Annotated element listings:
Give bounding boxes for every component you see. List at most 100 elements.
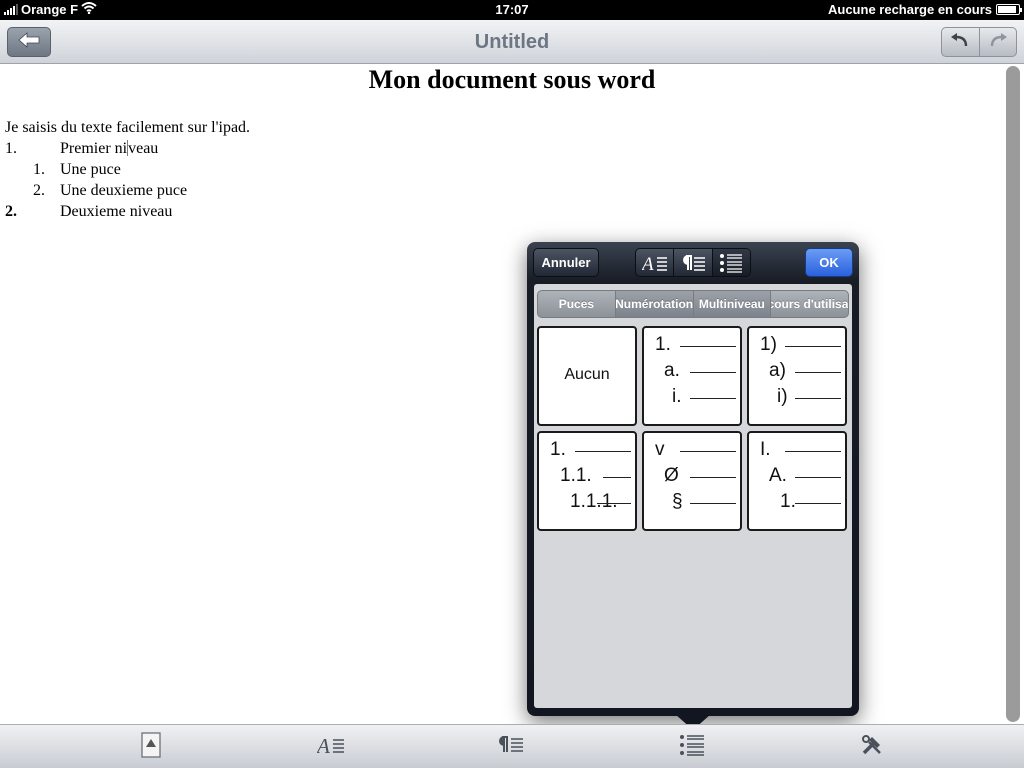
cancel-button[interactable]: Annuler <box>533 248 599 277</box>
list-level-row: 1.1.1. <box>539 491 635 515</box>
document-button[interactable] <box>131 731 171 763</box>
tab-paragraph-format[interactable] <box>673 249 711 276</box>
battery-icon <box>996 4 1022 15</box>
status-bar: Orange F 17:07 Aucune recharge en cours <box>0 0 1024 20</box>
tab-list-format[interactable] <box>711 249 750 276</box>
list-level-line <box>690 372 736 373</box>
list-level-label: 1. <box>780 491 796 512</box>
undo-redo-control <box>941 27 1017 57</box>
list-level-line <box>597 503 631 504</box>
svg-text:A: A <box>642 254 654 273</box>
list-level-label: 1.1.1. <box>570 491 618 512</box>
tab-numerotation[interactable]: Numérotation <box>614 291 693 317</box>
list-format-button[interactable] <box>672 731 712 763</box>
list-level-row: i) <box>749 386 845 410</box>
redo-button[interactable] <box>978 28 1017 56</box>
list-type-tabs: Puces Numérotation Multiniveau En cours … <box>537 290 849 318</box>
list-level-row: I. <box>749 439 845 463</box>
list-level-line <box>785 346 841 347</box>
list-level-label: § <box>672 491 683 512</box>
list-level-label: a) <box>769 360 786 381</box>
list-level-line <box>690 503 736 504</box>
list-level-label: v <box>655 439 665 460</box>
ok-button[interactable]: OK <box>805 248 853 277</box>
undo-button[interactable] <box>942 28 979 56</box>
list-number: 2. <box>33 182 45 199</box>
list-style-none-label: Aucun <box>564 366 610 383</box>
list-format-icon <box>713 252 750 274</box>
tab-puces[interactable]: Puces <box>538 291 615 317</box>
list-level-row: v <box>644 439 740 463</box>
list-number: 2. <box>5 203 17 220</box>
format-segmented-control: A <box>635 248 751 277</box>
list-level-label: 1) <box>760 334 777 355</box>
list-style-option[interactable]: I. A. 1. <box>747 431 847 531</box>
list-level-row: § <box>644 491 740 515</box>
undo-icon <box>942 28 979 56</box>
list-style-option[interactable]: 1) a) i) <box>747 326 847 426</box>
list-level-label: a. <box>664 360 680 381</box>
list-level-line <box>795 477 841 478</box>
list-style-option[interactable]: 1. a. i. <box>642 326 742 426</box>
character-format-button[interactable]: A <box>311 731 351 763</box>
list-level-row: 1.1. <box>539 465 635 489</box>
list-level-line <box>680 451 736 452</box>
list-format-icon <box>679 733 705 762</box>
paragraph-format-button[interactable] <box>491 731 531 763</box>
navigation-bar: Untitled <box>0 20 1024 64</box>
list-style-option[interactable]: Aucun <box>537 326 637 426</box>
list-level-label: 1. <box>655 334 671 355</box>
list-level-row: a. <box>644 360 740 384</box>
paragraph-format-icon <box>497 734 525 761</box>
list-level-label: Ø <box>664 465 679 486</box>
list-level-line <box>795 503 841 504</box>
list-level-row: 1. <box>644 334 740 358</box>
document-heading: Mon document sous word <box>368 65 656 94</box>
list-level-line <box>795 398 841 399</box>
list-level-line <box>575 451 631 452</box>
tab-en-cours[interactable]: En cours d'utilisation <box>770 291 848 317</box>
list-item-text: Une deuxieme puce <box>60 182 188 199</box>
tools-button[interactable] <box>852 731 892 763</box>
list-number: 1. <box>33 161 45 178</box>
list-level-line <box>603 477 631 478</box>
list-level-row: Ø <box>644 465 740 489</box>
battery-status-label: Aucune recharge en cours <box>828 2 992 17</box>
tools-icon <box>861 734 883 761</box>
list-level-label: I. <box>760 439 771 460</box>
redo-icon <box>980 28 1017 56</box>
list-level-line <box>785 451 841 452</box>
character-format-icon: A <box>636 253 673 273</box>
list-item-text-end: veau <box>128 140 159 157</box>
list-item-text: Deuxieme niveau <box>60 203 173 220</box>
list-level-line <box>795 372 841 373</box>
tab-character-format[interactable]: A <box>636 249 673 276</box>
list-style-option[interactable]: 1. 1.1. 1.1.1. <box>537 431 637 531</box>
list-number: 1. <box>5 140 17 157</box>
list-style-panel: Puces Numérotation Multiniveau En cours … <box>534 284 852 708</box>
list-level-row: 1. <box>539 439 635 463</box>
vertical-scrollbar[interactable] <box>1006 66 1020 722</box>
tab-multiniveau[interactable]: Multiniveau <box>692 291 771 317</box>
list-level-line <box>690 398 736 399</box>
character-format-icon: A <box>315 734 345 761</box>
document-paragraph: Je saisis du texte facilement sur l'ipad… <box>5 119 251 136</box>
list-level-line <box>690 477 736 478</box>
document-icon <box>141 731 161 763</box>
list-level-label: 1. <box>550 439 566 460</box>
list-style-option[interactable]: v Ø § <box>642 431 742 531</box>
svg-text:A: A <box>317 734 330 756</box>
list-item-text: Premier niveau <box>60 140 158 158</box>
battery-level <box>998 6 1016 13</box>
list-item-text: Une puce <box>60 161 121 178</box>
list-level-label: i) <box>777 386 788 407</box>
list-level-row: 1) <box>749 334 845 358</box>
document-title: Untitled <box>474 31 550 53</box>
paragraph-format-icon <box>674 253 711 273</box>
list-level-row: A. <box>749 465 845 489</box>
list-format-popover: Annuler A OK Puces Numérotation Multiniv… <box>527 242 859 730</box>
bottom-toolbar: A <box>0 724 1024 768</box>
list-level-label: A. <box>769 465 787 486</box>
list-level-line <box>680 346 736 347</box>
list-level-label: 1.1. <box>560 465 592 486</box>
---
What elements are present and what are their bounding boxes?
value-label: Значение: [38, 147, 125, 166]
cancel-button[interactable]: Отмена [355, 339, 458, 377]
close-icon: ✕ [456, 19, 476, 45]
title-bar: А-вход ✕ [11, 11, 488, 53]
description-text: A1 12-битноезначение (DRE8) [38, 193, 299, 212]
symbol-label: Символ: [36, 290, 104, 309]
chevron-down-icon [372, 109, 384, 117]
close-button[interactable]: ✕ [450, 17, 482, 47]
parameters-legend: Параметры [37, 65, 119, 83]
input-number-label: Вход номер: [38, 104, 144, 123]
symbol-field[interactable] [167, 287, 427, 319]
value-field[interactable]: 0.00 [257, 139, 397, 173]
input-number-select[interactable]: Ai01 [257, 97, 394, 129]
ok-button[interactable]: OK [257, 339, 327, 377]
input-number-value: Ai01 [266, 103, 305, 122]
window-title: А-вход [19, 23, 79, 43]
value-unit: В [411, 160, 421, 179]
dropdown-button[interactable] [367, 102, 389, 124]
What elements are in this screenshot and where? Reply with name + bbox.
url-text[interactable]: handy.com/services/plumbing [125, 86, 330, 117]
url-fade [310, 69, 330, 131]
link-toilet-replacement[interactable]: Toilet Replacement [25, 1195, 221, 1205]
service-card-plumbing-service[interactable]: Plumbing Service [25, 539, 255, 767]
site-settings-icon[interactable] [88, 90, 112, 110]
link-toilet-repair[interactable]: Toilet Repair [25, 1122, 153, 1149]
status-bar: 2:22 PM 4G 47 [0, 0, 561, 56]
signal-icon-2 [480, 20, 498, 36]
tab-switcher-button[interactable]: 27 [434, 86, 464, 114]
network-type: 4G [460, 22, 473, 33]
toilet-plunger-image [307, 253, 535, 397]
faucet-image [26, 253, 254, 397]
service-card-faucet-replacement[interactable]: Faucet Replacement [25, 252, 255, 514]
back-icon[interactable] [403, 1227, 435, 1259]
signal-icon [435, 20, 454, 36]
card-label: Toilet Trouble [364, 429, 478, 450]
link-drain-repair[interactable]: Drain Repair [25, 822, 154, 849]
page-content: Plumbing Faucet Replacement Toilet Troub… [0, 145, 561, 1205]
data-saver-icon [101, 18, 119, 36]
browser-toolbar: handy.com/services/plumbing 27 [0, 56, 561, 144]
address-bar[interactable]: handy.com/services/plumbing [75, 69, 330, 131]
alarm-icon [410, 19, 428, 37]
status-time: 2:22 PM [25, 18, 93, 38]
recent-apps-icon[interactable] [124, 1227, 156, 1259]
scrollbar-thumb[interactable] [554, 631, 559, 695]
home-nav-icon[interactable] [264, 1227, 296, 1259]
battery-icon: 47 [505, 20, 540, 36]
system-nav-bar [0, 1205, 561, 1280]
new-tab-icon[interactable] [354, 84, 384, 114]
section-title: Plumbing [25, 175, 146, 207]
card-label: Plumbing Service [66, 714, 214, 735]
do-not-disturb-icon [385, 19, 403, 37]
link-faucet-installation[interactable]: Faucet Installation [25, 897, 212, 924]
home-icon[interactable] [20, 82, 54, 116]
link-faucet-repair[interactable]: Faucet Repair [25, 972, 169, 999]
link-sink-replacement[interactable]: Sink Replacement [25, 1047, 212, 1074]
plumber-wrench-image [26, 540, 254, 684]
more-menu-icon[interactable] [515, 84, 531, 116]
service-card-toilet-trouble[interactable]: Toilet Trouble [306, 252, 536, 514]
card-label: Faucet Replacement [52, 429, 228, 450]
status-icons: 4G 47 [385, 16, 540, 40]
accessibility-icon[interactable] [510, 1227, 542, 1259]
* * *
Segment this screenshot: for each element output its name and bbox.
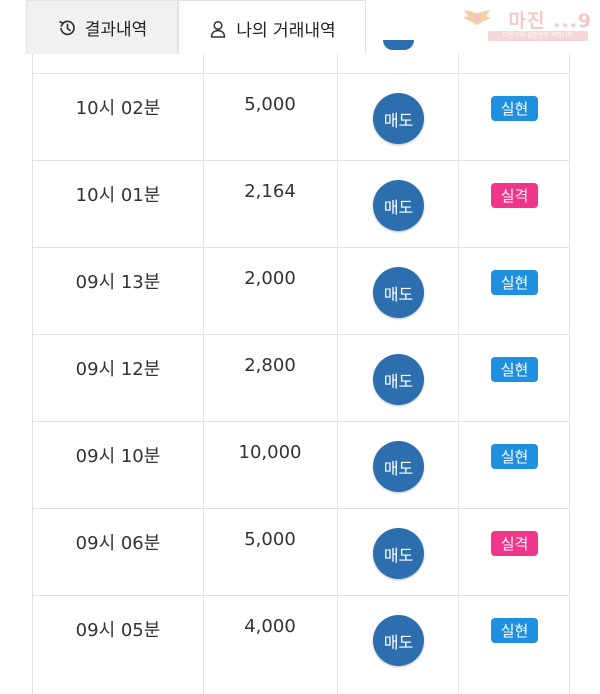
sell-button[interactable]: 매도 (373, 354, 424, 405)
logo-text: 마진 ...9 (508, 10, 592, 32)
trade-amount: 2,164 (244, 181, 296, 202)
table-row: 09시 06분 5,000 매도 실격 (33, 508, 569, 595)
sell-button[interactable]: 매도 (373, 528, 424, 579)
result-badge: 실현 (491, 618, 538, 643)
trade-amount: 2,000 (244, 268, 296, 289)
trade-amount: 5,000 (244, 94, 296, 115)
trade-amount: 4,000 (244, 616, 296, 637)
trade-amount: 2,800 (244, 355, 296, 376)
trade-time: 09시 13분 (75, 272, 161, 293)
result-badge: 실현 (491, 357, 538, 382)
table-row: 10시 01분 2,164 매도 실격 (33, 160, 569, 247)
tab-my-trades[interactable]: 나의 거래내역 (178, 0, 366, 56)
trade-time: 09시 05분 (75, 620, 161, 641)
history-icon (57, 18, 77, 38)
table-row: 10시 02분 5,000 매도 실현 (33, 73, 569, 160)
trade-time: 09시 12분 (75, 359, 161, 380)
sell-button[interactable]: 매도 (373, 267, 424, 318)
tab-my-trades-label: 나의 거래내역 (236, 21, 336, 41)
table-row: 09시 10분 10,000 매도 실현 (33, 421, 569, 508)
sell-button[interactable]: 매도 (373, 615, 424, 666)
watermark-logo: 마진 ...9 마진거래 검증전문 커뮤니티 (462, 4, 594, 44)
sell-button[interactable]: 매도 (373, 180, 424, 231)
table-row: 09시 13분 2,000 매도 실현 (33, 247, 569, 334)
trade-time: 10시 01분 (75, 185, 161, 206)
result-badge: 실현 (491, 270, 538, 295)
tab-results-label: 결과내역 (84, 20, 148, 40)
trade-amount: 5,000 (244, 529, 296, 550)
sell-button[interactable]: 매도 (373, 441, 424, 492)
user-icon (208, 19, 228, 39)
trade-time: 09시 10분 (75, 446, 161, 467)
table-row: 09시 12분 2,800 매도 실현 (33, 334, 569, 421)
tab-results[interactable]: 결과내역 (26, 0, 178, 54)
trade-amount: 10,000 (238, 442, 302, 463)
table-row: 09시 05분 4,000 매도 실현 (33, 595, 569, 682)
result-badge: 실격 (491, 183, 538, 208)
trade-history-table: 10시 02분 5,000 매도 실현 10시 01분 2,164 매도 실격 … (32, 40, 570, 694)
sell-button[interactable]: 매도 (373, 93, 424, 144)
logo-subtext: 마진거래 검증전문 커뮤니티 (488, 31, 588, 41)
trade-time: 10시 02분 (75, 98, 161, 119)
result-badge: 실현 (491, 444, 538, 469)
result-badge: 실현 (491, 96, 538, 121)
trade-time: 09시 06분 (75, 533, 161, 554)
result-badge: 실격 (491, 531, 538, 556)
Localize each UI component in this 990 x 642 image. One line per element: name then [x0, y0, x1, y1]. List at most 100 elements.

#### To do:
Rewrite everything from the line containing "What elements are present" down to the line containing "title-bar: А-вход ✕ [11, 11, 488, 53]", putting "box coordinates" in place of "bounding boxes" and leaving the rest unchanged.

#### Finished exercise:
What elements are present and what are their box coordinates?
value-label: Значение: [38, 147, 125, 166]
cancel-button[interactable]: Отмена [355, 339, 458, 377]
close-icon: ✕ [456, 19, 476, 45]
title-bar: А-вход ✕ [11, 11, 488, 53]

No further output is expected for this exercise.